Brief -
Gather every line of the entries that includes the word "halfway".

Information given -

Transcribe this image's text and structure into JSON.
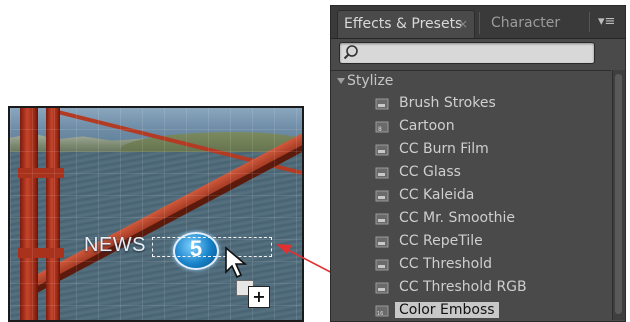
{
  "preview": {
    "news_text": "NEWS",
    "logo_number": "5"
  },
  "panel": {
    "tabs": [
      {
        "label": "Effects & Presets",
        "close": "×",
        "active": true
      },
      {
        "label": "Character",
        "active": false
      }
    ],
    "menu_glyph": "▾≡",
    "search": {
      "value": "",
      "placeholder": ""
    },
    "category": "Stylize",
    "effects": [
      {
        "label": "Brush Strokes",
        "icon": "effect-icon"
      },
      {
        "label": "Cartoon",
        "icon": "effect-icon-8bit"
      },
      {
        "label": "CC Burn Film",
        "icon": "effect-icon"
      },
      {
        "label": "CC Glass",
        "icon": "effect-icon"
      },
      {
        "label": "CC Kaleida",
        "icon": "effect-icon"
      },
      {
        "label": "CC Mr. Smoothie",
        "icon": "effect-icon"
      },
      {
        "label": "CC RepeTile",
        "icon": "effect-icon"
      },
      {
        "label": "CC Threshold",
        "icon": "effect-icon"
      },
      {
        "label": "CC Threshold RGB",
        "icon": "effect-icon"
      },
      {
        "label": "Color Emboss",
        "icon": "effect-icon-16bit",
        "selected": true
      }
    ]
  },
  "colors": {
    "arrow": "#e03030",
    "panel_bg": "#4a4a4a",
    "selection_bg": "#c8c8c8"
  },
  "drag": {
    "plus_glyph": "+"
  }
}
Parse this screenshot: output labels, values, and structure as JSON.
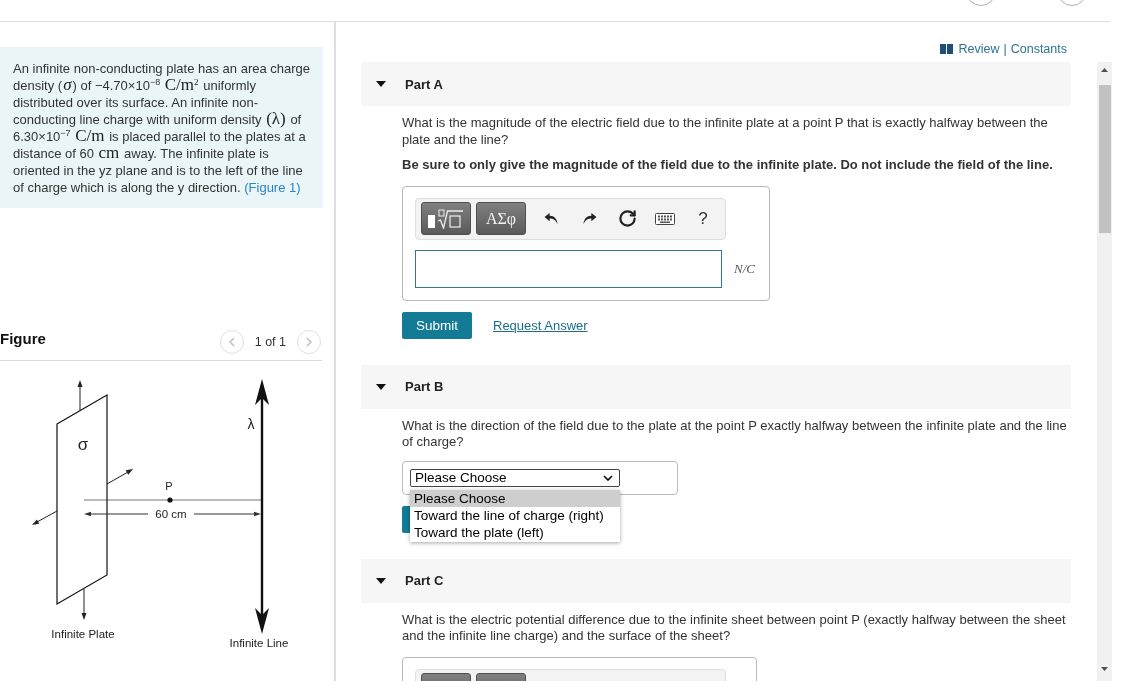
{
  "problem": {
    "segments": [
      {
        "kind": "text",
        "text": "An infinite non-conducting plate has an area charge density ("
      },
      {
        "kind": "math",
        "text": "*σ*"
      },
      {
        "kind": "text",
        "text": ") of −4.70×10$^{−8}$ "
      },
      {
        "kind": "math",
        "text": "C/m$^{2}$"
      },
      {
        "kind": "text",
        "text": " uniformly distributed over its surface. An infinite non-conducting line charge with uniform density "
      },
      {
        "kind": "math",
        "text": "(λ)"
      },
      {
        "kind": "text",
        "text": " of 6.30×10$^{−7}$ "
      },
      {
        "kind": "math",
        "text": "C/m"
      },
      {
        "kind": "text",
        "text": " is placed parallel to the plates at a distance of 60 "
      },
      {
        "kind": "math",
        "text": "cm"
      },
      {
        "kind": "text",
        "text": " away. The infinite plate is oriented in the yz plane and is to the left of the line of charge which is along the y direction. "
      },
      {
        "kind": "link",
        "text": "(Figure 1)"
      }
    ]
  },
  "figure": {
    "title": "Figure",
    "pager": "1 of 1",
    "labels": {
      "plate_charge": "σ",
      "line_charge": "λ",
      "point": "P",
      "distance": "60 cm",
      "plate": "Infinite Plate",
      "line": "Infinite Line"
    }
  },
  "links": {
    "review": "Review",
    "separator": "|",
    "constants": "Constants"
  },
  "parts": [
    {
      "title": "Part A",
      "expanded": true,
      "question": "What is the magnitude of the electric field due to the infinite plate at a point P that is exactly halfway between the plate and the line?",
      "note": "Be sure to only give the magnitude of the field due to the infinite plate. Do not include the field of the line.",
      "answer": {
        "kind": "math_input",
        "toolbar": [
          {
            "kind": "template"
          },
          {
            "kind": "symbols",
            "label": "ΑΣφ"
          },
          {
            "kind": "undo"
          },
          {
            "kind": "redo"
          },
          {
            "kind": "reset"
          },
          {
            "kind": "keyboard"
          },
          {
            "kind": "help",
            "label": "?"
          }
        ],
        "input": {
          "units": "N/C"
        }
      },
      "buttons": [
        {
          "kind": "submit",
          "label": "Submit"
        },
        {
          "kind": "link",
          "label": "Request Answer"
        }
      ]
    },
    {
      "title": "Part B",
      "expanded": true,
      "question": "What is the direction of the field due to the plate at the point P exactly halfway between the infinite plate and the line of charge?",
      "answer": {
        "kind": "dropdown",
        "value": "Please Choose",
        "open": true,
        "options": [
          {
            "label": "Please Choose",
            "selected": true
          },
          {
            "label": "Toward the line of charge (right)",
            "selected": false
          },
          {
            "label": "Toward the plate (left)",
            "selected": false
          }
        ]
      },
      "buttons": [
        {
          "kind": "submit"
        }
      ]
    },
    {
      "title": "Part C",
      "expanded": true,
      "question": "What is the electric potential difference due to the infinite sheet between point P (exactly halfway between the sheet and the infinite line charge) and the surface of the sheet?",
      "answer": {
        "kind": "math_input",
        "toolbar": [
          {
            "kind": "blank"
          },
          {
            "kind": "blank"
          }
        ]
      }
    }
  ]
}
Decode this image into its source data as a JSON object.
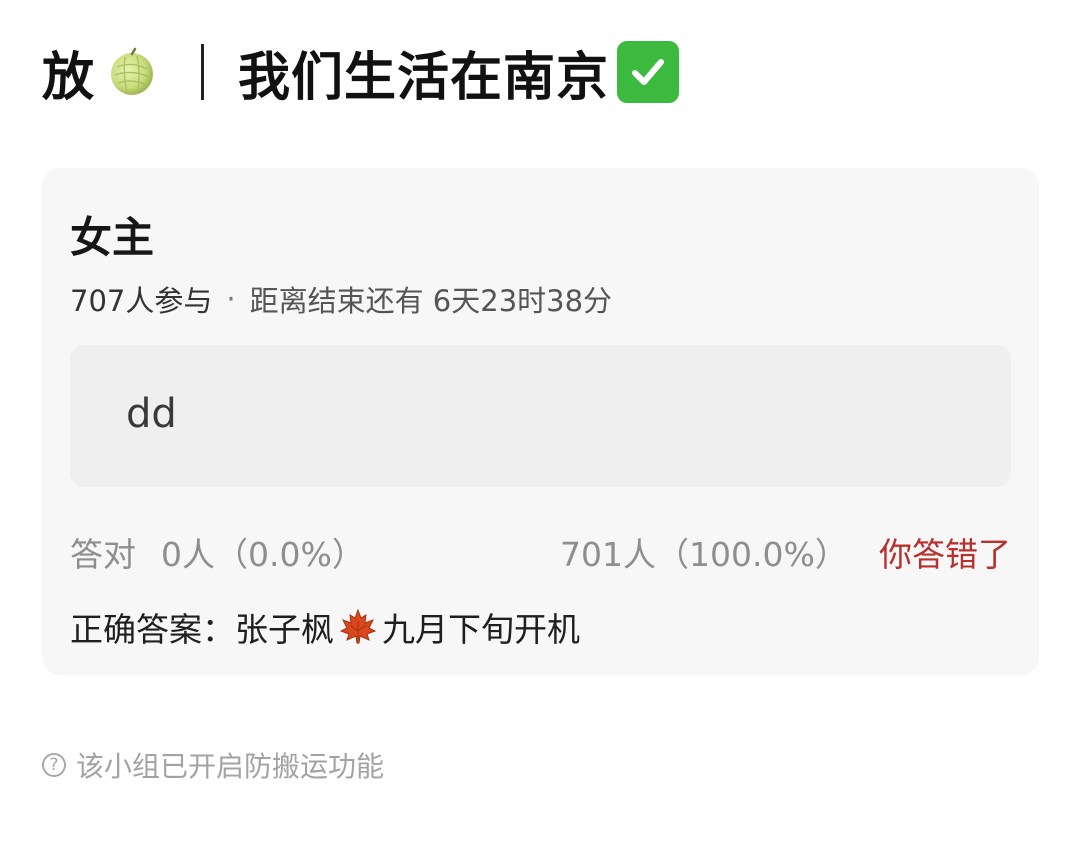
{
  "header": {
    "title_prefix": "放",
    "title_main": "我们生活在南京",
    "melon_icon": "melon-icon",
    "check_icon": "check-mark-button-icon",
    "check_color": "#3cb93f"
  },
  "poll": {
    "title": "女主",
    "participants": "707人参与",
    "separator": "·",
    "deadline": "距离结束还有 6天23时38分",
    "option": "dd",
    "correct_label": "答对",
    "correct_count": "0人（0.0%）",
    "wrong_count": "701人（100.0%）",
    "wrong_tag": "你答错了",
    "wrong_tag_color": "#b8302d",
    "answer_prefix": "正确答案：张子枫",
    "answer_suffix": "九月下旬开机",
    "leaf_icon": "maple-leaf-icon"
  },
  "footer": {
    "help_icon": "question-circle-icon",
    "help_glyph": "?",
    "note": "该小组已开启防搬运功能"
  }
}
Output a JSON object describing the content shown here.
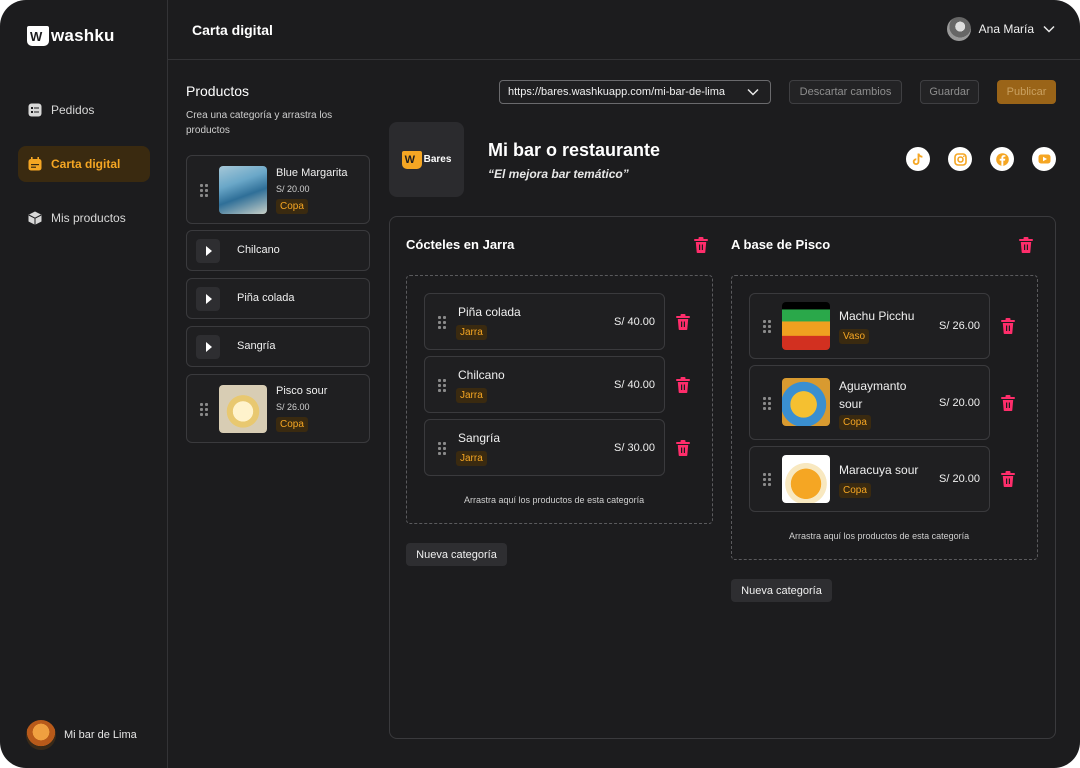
{
  "brand": {
    "name": "washku"
  },
  "sidebar": {
    "items": [
      {
        "label": "Pedidos",
        "icon": "orders-icon"
      },
      {
        "label": "Carta digital",
        "icon": "calendar-icon",
        "active": true
      },
      {
        "label": "Mis productos",
        "icon": "box-icon"
      }
    ],
    "bar_profile": "Mi bar de Lima"
  },
  "header": {
    "title": "Carta digital",
    "user_name": "Ana María"
  },
  "products": {
    "title": "Productos",
    "subtitle": "Crea una categoría y arrastra los productos",
    "items": [
      {
        "name": "Blue Margarita",
        "price": "S/ 20.00",
        "tag": "Copa",
        "expanded": true
      },
      {
        "name": "Chilcano"
      },
      {
        "name": "Piña colada"
      },
      {
        "name": "Sangría"
      },
      {
        "name": "Pisco sour",
        "price": "S/ 26.00",
        "tag": "Copa",
        "expanded": true
      }
    ]
  },
  "toolbar": {
    "url": "https://bares.washkuapp.com/mi-bar-de-lima",
    "discard_label": "Descartar cambios",
    "save_label": "Guardar",
    "publish_label": "Publicar"
  },
  "bar": {
    "logo_text": "Bares",
    "name": "Mi bar o restaurante",
    "slogan": "“El mejora bar temático”",
    "socials": [
      "tiktok-icon",
      "instagram-icon",
      "facebook-icon",
      "youtube-icon"
    ]
  },
  "categories": [
    {
      "title": "Cócteles en Jarra",
      "items": [
        {
          "name": "Piña colada",
          "price": "S/ 40.00",
          "tag": "Jarra"
        },
        {
          "name": "Chilcano",
          "price": "S/ 40.00",
          "tag": "Jarra"
        },
        {
          "name": "Sangría",
          "price": "S/ 30.00",
          "tag": "Jarra"
        }
      ],
      "hint": "Arrastra aquí los productos de esta categoría",
      "new_label": "Nueva categoría"
    },
    {
      "title": "A base de Pisco",
      "items": [
        {
          "name": "Machu Picchu",
          "price": "S/ 26.00",
          "tag": "Vaso"
        },
        {
          "name": "Aguaymanto sour",
          "price": "S/ 20.00",
          "tag": "Copa"
        },
        {
          "name": "Maracuya sour",
          "price": "S/ 20.00",
          "tag": "Copa"
        }
      ],
      "hint": "Arrastra aquí los productos de esta categoría",
      "new_label": "Nueva categoría"
    }
  ],
  "colors": {
    "accent": "#f5a623",
    "danger": "#ff2d6b",
    "background": "#1c1c1e"
  }
}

Result below -
      "question": "What is the magnitude of the electric field due to the infinite plate at a point P that is exactly halfway between the plate and the line?",
      "question": "What is the direction of the field due to the plate at the point P exactly halfway between the infinite plate and the line of charge?",
      "question": "What is the electric potential difference due to the infinite sheet between point P (exactly halfway between the sheet and the infinite line charge) and the surface of the sheet?",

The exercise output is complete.